### WORK TO DO:
Search the listing below for the string "size" and copy every line where it occurs.

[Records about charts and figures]
· · · · ·

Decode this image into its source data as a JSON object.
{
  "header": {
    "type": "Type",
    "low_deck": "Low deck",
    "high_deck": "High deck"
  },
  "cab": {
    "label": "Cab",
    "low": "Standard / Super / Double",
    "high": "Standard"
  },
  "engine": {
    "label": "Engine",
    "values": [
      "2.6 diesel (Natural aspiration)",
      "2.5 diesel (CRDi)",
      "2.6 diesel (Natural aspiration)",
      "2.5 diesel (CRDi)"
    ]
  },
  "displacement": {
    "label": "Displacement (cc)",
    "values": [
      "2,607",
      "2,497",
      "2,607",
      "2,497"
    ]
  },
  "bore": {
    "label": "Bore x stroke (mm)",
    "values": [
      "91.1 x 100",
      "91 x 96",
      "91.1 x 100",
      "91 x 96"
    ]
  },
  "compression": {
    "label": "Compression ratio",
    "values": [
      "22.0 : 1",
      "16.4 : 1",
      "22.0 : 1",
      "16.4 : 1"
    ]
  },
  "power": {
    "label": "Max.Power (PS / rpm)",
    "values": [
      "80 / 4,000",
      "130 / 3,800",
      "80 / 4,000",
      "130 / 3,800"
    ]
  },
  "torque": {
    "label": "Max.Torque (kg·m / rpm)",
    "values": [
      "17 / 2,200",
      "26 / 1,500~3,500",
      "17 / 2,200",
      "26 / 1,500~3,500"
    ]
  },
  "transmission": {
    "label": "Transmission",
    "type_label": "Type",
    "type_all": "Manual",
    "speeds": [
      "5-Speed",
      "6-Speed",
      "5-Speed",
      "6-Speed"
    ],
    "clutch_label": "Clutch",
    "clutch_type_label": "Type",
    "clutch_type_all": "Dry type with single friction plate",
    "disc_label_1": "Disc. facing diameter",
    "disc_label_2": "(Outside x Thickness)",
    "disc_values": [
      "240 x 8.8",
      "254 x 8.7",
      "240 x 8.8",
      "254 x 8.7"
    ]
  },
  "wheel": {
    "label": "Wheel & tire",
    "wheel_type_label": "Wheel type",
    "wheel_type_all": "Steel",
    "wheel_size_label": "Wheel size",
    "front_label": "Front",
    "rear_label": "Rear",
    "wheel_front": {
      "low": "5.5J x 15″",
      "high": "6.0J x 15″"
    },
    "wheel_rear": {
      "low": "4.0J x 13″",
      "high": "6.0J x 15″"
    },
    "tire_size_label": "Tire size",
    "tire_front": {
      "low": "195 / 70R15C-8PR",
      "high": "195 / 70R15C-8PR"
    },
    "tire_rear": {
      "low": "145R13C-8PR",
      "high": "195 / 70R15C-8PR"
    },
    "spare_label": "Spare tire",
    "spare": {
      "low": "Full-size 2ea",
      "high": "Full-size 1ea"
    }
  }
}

· · · · ·

### RESPONSE TO THE EXERCISE:
    "wheel_size_label": "Wheel size",
    "tire_size_label": "Tire size",
      "low": "Full-size 2ea",
      "high": "Full-size 1ea"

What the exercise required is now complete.